Written request
Print each line exactly as it is given.

Dataset entries
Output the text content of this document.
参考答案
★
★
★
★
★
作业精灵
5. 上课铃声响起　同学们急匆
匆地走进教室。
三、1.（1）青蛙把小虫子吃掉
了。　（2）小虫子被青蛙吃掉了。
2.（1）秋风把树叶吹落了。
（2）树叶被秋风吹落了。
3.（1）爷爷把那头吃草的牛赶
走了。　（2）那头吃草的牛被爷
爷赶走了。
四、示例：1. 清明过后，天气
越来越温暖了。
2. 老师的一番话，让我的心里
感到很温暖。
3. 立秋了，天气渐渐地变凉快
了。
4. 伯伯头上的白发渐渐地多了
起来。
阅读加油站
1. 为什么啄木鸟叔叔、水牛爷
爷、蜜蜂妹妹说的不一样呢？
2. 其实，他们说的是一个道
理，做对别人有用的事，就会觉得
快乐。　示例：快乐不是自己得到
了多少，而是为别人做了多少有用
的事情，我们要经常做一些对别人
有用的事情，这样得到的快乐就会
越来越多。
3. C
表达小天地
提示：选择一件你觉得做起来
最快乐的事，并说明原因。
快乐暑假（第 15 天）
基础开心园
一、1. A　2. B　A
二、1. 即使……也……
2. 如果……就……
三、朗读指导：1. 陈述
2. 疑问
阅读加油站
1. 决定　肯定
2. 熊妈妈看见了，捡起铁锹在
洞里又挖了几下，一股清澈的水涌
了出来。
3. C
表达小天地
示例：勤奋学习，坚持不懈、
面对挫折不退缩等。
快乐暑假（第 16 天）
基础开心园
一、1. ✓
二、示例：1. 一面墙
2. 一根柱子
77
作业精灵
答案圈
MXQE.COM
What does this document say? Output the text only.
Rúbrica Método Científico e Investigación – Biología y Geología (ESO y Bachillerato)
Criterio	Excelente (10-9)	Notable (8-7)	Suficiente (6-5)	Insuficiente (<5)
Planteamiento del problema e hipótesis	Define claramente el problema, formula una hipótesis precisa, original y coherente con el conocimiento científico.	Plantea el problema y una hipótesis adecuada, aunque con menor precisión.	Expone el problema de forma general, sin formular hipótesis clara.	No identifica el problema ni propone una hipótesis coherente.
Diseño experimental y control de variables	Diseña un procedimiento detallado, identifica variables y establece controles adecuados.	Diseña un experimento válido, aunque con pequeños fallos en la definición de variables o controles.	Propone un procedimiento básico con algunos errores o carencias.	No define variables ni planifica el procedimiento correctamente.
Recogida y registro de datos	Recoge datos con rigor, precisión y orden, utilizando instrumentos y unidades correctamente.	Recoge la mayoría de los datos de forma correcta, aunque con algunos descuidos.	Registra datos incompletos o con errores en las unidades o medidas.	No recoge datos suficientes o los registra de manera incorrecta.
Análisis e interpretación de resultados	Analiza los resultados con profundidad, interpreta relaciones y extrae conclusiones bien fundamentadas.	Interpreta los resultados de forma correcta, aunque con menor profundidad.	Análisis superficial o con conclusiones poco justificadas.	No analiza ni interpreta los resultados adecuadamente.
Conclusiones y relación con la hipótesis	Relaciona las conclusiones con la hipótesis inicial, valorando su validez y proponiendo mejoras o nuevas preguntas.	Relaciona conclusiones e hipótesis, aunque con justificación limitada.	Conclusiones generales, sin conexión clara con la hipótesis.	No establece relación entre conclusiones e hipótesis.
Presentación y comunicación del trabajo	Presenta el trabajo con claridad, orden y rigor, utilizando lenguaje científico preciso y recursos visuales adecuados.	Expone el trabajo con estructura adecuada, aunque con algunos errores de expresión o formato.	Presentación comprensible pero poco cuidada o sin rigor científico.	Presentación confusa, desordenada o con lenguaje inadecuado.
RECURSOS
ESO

Finished exercise
Output the text content of this document.
参考答案
★
★
★
★
★
作业精灵
5. 上课铃声响起　同学们急匆
匆地走进教室。
三、1.（1）青蛙把小虫子吃掉
了。　（2）小虫子被青蛙吃掉了。
2.（1）秋风把树叶吹落了。
（2）树叶被秋风吹落了。
3.（1）爷爷把那头吃草的牛赶
走了。　（2）那头吃草的牛被爷
爷赶走了。
四、示例：1. 清明过后，天气
越来越温暖了。
2. 老师的一番话，让我的心里
感到很温暖。
3. 立秋了，天气渐渐地变凉快
了。
4. 伯伯头上的白发渐渐地多了
起来。
阅读加油站
1. 为什么啄木鸟叔叔、水牛爷
爷、蜜蜂妹妹说的不一样呢？
2. 其实，他们说的是一个道
理，做对别人有用的事，就会觉得
快乐。　示例：快乐不是自己得到
了多少，而是为别人做了多少有用
的事情，我们要经常做一些对别人
有用的事情，这样得到的快乐就会
越来越多。
3. C
表达小天地
提示：选择一件你觉得做起来
最快乐的事，并说明原因。
快乐暑假（第 15 天）
基础开心园
一、1. A　2. B　A
二、1. 即使……也……
2. 如果……就……
三、朗读指导：1. 陈述
2. 疑问
阅读加油站
1. 决定　肯定
2. 熊妈妈看见了，捡起铁锹在
洞里又挖了几下，一股清澈的水涌
了出来。
3. C
表达小天地
示例：勤奋学习，坚持不懈、
面对挫折不退缩等。
快乐暑假（第 16 天）
基础开心园
一、1. ✓
二、示例：1. 一面墙
2. 一根柱子
77
作业精灵
答案圈
MXQE.COM
What does this document say? Output the text only.
Rúbrica Método Científico e Investigación – Biología y Geología (ESO y Bachillerato)
Criterio	Excelente (10-9)	Notable (8-7)	Suficiente (6-5)	Insuficiente (<5)
Planteamiento del problema e hipótesis	Define claramente el problema, formula una hipótesis precisa, original y coherente con el conocimiento científico.	Plantea el problema y una hipótesis adecuada, aunque con menor precisión.	Expone el problema de forma general, sin formular hipótesis clara.	No identifica el problema ni propone una hipótesis coherente.
Diseño experimental y control de variables	Diseña un procedimiento detallado, identifica variables y establece controles adecuados.	Diseña un experimento válido, aunque con pequeños fallos en la definición de variables o controles.	Propone un procedimiento básico con algunos errores o carencias.	No define variables ni planifica el procedimiento correctamente.
Recogida y registro de datos	Recoge datos con rigor, precisión y orden, utilizando instrumentos y unidades correctamente.	Recoge la mayoría de los datos de forma correcta, aunque con algunos descuidos.	Registra datos incompletos o con errores en las unidades o medidas.	No recoge datos suficientes o los registra de manera incorrecta.
Análisis e interpretación de resultados	Analiza los resultados con profundidad, interpreta relaciones y extrae conclusiones bien fundamentadas.	Interpreta los resultados de forma correcta, aunque con menor profundidad.	Análisis superficial o con conclusiones poco justificadas.	No analiza ni interpreta los resultados adecuadamente.
Conclusiones y relación con la hipótesis	Relaciona las conclusiones con la hipótesis inicial, valorando su validez y proponiendo mejoras o nuevas preguntas.	Relaciona conclusiones e hipótesis, aunque con justificación limitada.	Conclusiones generales, sin conexión clara con la hipótesis.	No establece relación entre conclusiones e hipótesis.
Presentación y comunicación del trabajo	Presenta el trabajo con claridad, orden y rigor, utilizando lenguaje científico preciso y recursos visuales adecuados.	Expone el trabajo con estructura adecuada, aunque con algunos errores de expresión o formato.	Presentación comprensible pero poco cuidada o sin rigor científico.	Presentación confusa, desordenada o con lenguaje inadecuado.
RECURSOS
ESO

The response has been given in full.